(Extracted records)
☆ ☆ ☆

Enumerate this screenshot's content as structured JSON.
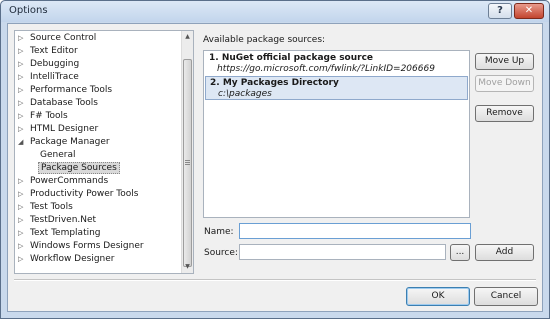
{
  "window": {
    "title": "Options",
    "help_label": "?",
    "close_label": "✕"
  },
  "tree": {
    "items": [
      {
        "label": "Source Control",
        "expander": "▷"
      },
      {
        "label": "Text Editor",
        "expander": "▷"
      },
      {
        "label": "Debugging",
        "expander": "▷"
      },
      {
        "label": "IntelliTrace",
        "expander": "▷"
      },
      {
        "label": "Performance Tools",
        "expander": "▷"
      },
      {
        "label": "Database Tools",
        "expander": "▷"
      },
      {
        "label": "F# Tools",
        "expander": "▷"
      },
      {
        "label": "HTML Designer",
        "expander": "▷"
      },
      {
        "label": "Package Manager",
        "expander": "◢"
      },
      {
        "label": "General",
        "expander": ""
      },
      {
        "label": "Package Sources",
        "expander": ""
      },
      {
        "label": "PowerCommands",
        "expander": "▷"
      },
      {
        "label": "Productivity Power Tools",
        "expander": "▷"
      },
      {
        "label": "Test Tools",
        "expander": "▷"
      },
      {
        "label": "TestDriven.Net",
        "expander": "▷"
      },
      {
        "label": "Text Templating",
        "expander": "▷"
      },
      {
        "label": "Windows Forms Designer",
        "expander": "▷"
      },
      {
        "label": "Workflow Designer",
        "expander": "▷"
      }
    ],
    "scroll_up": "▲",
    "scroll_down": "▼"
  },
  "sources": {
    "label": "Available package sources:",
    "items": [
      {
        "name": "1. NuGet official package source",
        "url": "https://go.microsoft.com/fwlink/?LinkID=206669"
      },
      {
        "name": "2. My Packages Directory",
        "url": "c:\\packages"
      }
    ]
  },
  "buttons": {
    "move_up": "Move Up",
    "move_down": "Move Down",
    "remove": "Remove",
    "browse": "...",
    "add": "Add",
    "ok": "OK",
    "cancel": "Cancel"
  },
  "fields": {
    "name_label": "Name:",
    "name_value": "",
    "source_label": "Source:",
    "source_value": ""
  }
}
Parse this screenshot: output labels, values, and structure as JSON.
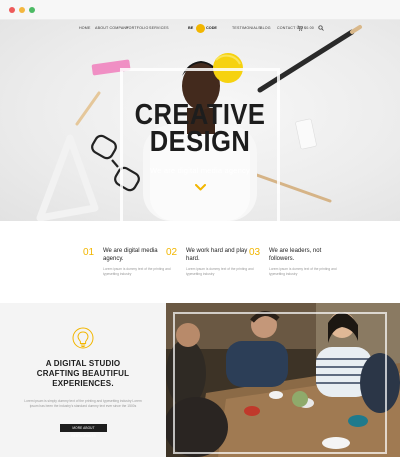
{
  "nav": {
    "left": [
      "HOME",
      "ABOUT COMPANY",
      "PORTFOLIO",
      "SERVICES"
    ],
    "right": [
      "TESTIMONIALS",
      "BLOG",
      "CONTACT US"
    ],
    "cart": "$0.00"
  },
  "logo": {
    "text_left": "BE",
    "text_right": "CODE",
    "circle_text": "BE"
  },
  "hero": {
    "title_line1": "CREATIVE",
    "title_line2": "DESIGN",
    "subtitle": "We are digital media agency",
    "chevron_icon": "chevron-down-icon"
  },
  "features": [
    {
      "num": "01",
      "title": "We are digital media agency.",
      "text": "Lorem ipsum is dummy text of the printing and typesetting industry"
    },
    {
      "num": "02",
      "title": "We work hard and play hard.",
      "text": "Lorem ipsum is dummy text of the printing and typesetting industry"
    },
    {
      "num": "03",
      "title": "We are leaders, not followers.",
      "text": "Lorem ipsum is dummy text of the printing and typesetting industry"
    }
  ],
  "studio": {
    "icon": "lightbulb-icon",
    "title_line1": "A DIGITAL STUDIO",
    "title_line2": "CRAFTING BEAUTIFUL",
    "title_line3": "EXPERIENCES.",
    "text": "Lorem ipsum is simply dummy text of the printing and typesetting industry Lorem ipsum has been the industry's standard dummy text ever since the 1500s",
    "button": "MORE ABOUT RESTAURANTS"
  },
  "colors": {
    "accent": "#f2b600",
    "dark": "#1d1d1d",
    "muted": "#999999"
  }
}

☆ ☆ ☆

• [Task to carry out] Report how many lines in the data include the word "icon", and give nothing but the count.

• [Solution to this problem] 2